== Brief ==
Determine how many lines below hold the string "Body". Reply with the number alone.

Dataset rows:

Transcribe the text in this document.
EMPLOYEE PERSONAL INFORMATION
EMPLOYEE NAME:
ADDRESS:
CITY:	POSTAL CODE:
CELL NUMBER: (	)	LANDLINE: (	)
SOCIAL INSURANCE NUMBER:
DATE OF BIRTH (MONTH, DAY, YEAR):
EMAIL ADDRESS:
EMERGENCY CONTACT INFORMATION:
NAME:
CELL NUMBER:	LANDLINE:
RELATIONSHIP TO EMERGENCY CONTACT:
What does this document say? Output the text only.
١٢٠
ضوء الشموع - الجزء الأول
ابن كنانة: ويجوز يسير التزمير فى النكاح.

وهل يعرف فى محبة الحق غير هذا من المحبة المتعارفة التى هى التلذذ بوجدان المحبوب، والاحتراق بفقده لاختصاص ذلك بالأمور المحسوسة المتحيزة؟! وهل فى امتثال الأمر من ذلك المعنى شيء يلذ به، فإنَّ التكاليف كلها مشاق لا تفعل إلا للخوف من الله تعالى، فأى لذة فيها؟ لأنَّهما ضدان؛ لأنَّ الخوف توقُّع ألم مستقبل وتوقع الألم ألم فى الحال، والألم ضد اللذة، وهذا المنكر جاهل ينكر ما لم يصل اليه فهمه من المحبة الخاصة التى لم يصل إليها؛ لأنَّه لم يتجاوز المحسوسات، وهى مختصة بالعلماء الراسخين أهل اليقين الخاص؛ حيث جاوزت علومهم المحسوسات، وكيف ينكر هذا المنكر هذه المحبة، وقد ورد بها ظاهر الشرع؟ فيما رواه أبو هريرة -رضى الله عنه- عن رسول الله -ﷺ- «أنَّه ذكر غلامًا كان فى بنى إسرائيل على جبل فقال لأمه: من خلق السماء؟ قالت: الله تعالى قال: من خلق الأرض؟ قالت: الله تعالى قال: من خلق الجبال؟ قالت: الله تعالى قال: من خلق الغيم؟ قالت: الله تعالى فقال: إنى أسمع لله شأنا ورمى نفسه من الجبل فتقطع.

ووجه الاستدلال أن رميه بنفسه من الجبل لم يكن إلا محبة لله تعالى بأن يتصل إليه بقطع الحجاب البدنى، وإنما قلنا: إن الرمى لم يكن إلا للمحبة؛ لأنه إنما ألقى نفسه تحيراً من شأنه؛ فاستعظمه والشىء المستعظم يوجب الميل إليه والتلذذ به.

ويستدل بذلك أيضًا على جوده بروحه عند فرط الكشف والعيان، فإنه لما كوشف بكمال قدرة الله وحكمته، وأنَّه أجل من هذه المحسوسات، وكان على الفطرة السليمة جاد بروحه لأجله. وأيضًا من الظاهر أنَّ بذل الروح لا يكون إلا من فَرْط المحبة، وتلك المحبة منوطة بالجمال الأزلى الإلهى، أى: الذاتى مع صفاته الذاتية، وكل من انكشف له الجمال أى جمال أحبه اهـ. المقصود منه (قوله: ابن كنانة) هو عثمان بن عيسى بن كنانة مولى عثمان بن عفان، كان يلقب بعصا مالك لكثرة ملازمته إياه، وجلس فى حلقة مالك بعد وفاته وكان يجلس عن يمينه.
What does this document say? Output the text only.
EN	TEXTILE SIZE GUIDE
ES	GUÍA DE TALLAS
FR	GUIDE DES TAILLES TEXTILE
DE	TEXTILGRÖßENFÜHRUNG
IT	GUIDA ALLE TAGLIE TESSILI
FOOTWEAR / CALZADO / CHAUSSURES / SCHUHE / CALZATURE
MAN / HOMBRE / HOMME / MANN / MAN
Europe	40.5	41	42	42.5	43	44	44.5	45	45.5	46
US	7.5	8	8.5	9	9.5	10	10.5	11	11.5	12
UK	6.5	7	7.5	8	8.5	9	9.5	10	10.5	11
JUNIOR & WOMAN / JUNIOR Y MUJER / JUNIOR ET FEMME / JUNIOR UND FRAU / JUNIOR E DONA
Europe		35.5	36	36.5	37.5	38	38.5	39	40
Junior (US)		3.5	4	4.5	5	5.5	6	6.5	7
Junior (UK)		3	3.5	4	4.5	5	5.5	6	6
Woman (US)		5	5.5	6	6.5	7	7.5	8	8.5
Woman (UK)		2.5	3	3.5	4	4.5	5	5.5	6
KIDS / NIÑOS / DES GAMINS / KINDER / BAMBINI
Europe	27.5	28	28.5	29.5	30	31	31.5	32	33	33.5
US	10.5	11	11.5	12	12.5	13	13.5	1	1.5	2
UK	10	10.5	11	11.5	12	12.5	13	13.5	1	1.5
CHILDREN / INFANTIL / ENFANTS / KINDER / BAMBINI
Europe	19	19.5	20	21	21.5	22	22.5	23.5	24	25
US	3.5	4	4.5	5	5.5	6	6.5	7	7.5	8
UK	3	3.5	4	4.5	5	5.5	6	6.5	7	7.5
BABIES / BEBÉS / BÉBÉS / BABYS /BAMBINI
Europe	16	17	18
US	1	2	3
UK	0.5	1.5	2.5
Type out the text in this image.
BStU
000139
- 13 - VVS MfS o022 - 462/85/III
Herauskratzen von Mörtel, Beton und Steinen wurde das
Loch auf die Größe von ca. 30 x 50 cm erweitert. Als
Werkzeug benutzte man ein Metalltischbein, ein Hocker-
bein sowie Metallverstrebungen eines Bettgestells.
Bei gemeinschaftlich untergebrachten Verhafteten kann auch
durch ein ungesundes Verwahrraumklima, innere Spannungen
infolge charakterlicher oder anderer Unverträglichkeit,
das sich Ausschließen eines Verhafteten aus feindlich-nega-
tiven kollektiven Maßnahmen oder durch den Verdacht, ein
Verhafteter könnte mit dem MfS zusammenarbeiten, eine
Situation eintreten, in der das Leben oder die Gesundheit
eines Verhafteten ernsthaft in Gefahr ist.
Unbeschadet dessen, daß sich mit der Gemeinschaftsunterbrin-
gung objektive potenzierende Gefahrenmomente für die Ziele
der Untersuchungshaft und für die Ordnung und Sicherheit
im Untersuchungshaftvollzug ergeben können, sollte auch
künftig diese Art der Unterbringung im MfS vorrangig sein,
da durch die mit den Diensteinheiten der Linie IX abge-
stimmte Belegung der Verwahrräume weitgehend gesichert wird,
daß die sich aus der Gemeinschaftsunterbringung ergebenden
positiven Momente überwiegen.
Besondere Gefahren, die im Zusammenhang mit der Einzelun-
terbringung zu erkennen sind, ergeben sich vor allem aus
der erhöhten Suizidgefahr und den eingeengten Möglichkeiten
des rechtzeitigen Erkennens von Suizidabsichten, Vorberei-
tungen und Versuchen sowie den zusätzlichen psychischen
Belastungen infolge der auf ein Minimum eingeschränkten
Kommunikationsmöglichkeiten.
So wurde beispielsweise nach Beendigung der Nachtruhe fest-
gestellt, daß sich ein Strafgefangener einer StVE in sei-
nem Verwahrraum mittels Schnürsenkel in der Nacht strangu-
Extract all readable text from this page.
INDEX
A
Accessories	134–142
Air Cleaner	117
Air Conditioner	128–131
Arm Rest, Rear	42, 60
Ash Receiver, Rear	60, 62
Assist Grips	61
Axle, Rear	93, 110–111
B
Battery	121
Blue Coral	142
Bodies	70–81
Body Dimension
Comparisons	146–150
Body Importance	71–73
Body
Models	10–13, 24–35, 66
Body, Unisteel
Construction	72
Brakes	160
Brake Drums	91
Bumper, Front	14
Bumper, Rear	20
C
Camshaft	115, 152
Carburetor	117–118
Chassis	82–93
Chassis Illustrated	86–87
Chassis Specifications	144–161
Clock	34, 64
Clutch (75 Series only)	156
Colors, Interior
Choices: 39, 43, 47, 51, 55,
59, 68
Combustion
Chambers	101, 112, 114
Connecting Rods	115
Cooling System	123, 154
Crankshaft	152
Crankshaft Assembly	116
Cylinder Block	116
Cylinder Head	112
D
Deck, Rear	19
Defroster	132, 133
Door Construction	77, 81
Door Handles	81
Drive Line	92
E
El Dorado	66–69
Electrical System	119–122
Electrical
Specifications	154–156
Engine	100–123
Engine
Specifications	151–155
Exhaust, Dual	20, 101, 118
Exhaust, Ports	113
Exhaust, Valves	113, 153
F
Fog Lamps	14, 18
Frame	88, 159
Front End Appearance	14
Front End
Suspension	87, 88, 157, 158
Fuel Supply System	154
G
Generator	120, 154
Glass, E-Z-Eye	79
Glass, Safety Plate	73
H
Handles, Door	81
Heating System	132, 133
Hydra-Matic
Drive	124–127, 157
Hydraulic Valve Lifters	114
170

== Result of the exercise ==
4